§ Raw data
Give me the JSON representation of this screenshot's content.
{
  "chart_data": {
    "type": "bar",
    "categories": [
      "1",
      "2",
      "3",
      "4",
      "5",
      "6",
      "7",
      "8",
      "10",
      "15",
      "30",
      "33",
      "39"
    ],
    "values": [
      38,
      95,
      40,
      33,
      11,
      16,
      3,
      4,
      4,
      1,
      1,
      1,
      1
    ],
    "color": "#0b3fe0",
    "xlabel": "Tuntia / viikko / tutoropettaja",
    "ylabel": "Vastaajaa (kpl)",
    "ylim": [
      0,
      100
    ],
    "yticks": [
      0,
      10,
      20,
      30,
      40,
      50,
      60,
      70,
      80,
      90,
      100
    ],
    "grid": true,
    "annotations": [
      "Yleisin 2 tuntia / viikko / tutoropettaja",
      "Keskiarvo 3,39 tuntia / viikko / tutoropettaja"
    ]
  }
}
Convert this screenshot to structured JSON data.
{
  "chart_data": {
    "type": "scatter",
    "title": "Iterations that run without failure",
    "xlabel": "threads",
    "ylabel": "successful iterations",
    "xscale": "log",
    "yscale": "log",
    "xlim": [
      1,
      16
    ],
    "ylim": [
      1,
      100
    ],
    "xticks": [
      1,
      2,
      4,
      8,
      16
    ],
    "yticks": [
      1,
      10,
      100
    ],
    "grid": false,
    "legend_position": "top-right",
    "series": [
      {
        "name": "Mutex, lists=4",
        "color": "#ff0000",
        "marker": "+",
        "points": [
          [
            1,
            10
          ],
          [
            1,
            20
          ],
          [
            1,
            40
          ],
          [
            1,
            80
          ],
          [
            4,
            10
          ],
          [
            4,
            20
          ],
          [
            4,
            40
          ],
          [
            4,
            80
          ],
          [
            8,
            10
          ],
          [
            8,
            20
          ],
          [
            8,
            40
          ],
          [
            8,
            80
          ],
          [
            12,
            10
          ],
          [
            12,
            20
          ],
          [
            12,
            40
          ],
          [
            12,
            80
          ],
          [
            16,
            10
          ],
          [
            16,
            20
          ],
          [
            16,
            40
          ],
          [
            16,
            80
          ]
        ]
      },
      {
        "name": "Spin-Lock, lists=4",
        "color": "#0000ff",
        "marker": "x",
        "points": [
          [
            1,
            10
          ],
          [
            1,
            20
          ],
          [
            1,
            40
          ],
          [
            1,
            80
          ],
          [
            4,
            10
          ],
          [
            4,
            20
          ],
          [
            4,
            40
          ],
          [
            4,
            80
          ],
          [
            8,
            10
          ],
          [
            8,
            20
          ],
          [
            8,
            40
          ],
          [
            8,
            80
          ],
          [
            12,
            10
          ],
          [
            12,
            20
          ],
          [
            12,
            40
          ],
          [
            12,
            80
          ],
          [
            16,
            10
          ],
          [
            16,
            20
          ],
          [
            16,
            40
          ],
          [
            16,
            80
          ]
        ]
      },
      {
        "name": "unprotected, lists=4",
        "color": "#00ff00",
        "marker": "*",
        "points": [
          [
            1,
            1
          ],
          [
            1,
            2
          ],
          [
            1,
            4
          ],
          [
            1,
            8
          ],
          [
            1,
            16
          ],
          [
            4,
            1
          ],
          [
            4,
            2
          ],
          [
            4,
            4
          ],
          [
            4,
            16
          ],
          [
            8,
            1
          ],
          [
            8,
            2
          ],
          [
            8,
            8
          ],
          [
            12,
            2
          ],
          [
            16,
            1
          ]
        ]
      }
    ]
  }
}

§ Requirement
Look over the records above and copy each line that includes the string "lists".

§ Written reply
        "name": "Mutex, lists=4",
        "name": "Spin-Lock, lists=4",
        "name": "unprotected, lists=4",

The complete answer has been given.